Bette Midler is one of the singers I play when I want to go to another world and dream and think and relax and there are several songs that make me smile. here are the lyrics of one of those fabulous songs.

This is the Divine Miss M
And I’m here to share with you some rare
And stimulating insight into my cosmic fabulosity.
It’s really very simple. I simply believe with all my heart: ”

I’m beautiful, I’m beautiful, I’m beautiful, dammit!
I’m beautiful, I’m beautiful, I’m beautiful, dammit!
I’m beautiful, so beautiful, I’m beautiful, dammit!
I’m beautiful, I’m beautiful, I’m beautiful, dammit!

“Go away, little girl,” they used to say.
“Hey, you’re too fat, baby, you can’t play.”
“Hold on, miss thing, what you trying to do?
You know you’re too wack to be in our school. ”

Too wack, too smart, too fast, too fine,
Too loud, too tough, too too divine.
I said you don’t belong. You don’t belong.
Too loud, too big, too much to bear,
Too bold, too brash, too prone to swear.
I heard that song for much too long.

Ain’t this my sun? Ain’t this my moon?
Ain’t this my world to be who I choose?
Ain’t this my song? Ain’t this my movie?

### Data rows
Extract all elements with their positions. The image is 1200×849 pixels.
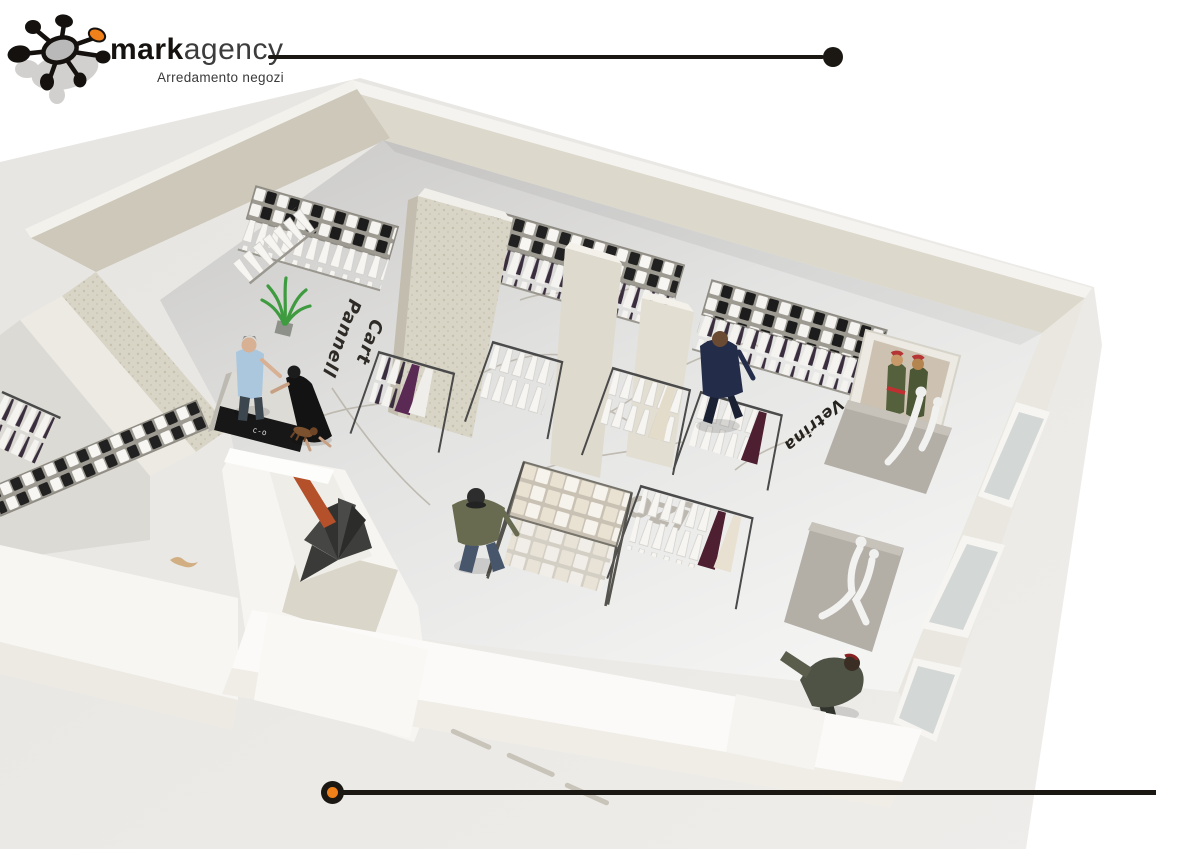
bottom-rule-line <box>340 790 1156 795</box>
brand-name: markagency <box>110 33 283 67</box>
bottom-rule-dot <box>321 781 344 804</box>
bottom-rule-dot-accent <box>327 787 338 798</box>
page: Pannell Cart Vetrina gozi Vet <box>0 0 1200 849</box>
top-rule-dot <box>823 47 843 67</box>
top-rule-line <box>268 55 824 59</box>
markagency-logo-icon <box>6 8 118 108</box>
header: markagency Arredamento negozi <box>0 0 1200 110</box>
brand-name-bold: mark <box>110 33 184 66</box>
store-3d-render: Pannell Cart Vetrina gozi Vet <box>0 0 1200 849</box>
brand-name-light: agency <box>184 33 284 66</box>
brand-tagline: Arredamento negozi <box>157 70 284 85</box>
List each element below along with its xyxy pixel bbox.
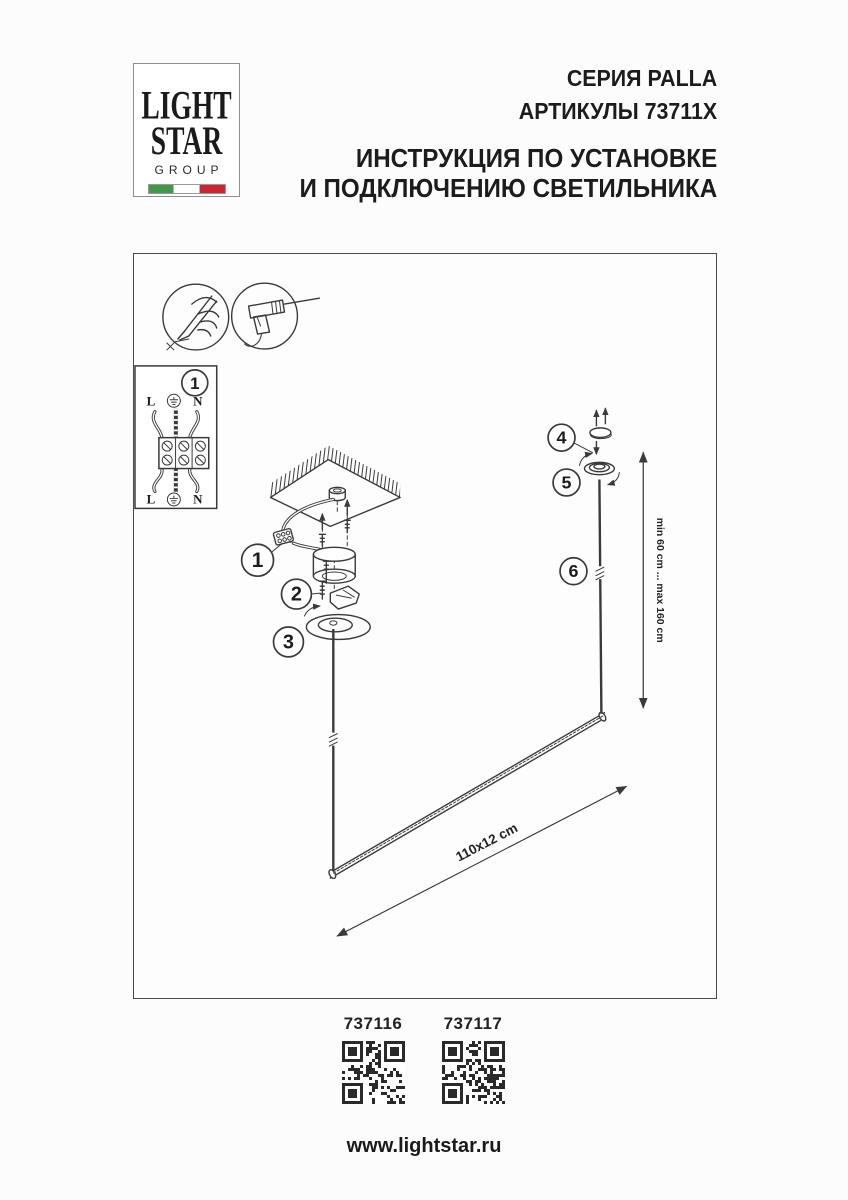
- ceiling: [271, 446, 401, 527]
- step-6-badge-label: 6: [569, 561, 579, 581]
- logo-line-group: GROUP: [134, 163, 239, 177]
- logo-line-light: LIGHT: [137, 88, 237, 124]
- instruction-title-line1: ИНСТРУКЦИЯ ПО УСТАНОВКЕ: [299, 143, 717, 173]
- wire-label-l-bottom: L: [147, 491, 156, 506]
- logo-line-star: STAR: [137, 124, 237, 160]
- bar-dimension: 110x12 cm: [337, 786, 626, 935]
- document-titles: СЕРИЯ PALLA АРТИКУЛЫ 73711X ИНСТРУКЦИЯ П…: [299, 62, 717, 203]
- articles-title: АРТИКУЛЫ 73711X: [299, 94, 717, 128]
- flag-white: [173, 185, 200, 193]
- left-rod-joint: [329, 733, 338, 746]
- instruction-title-line2: И ПОДКЛЮЧЕНИЮ СВЕТИЛЬНИКА: [299, 173, 717, 203]
- canopy-cup: [313, 547, 355, 583]
- height-dimension: min 60 cm ... max 160 cm: [643, 453, 665, 708]
- wiring-step-badge-label: 1: [190, 374, 199, 393]
- italian-flag-stripe: [148, 184, 226, 194]
- step-1-badge-label: 1: [252, 549, 264, 572]
- tool-icons: [163, 283, 319, 350]
- right-rod-joint: [595, 566, 604, 579]
- step-4-badge-label: 4: [557, 428, 567, 448]
- strain-relief-clip: [330, 586, 359, 609]
- mains-wires: [273, 499, 333, 554]
- ceiling-ring: [306, 615, 370, 640]
- wire-label-n-bottom: N: [193, 491, 203, 506]
- flag-red: [200, 185, 225, 193]
- canopy-screw: [319, 581, 325, 599]
- right-suspension-rod: [599, 480, 601, 714]
- step-4-leader: [573, 443, 592, 453]
- coil-rotation-arrow-2: [608, 473, 619, 485]
- step-5-badge-label: 5: [562, 472, 572, 492]
- step-3-badge-label: 3: [283, 631, 294, 653]
- terminal-block: [159, 438, 209, 469]
- ring-rotation-arrow: [304, 606, 319, 616]
- drill-icon: [232, 283, 320, 349]
- wiring-diagram: 1 L N: [135, 366, 217, 509]
- qr-code-label: 737116: [328, 1014, 418, 1034]
- wire-stripper-icon: [163, 284, 229, 350]
- qr-code-image: [342, 1041, 405, 1104]
- series-title: СЕРИЯ PALLA: [299, 62, 717, 94]
- ceiling-plate: [590, 409, 611, 454]
- wire-label-l-top: L: [147, 394, 156, 409]
- website-url: www.lightstar.ru: [0, 1135, 848, 1158]
- qr-item-737116: 737116: [328, 1014, 418, 1109]
- height-dimension-label: min 60 cm ... max 160 cm: [654, 518, 665, 643]
- flag-green: [149, 185, 174, 193]
- wire-label-n-top: N: [193, 394, 203, 409]
- qr-code-label: 737117: [428, 1014, 518, 1034]
- lightstar-logo: LIGHT STAR GROUP: [133, 63, 240, 197]
- installation-diagram: 1 L N: [133, 253, 717, 999]
- qr-code-image: [442, 1041, 505, 1104]
- ceiling-coupler-coil: [584, 462, 614, 474]
- step-2-badge-label: 2: [291, 584, 302, 606]
- bar-dimension-label: 110x12 cm: [453, 820, 520, 864]
- qr-item-737117: 737117: [428, 1014, 518, 1109]
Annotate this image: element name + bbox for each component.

### What you are asked to do
Duplicate the part of the song lyrics that opens with the words containing "It’s really very" and closes with "too too divine.", changing nothing.

### Answer to the problem
It’s really very simple. I simply believe with all my heart: ”

I’m beautiful, I’m beautiful, I’m beautiful, dammit!
I’m beautiful, I’m beautiful, I’m beautiful, dammit!
I’m beautiful, so beautiful, I’m beautiful, dammit!
I’m beautiful, I’m beautiful, I’m beautiful, dammit!

“Go away, little girl,” they used to say.
“Hey, you’re too fat, baby, you can’t play.”
“Hold on, miss thing, what you trying to do?
You know you’re too wack to be in our school. ”

Too wack, too smart, too fast, too fine,
Too loud, too tough, too too divine.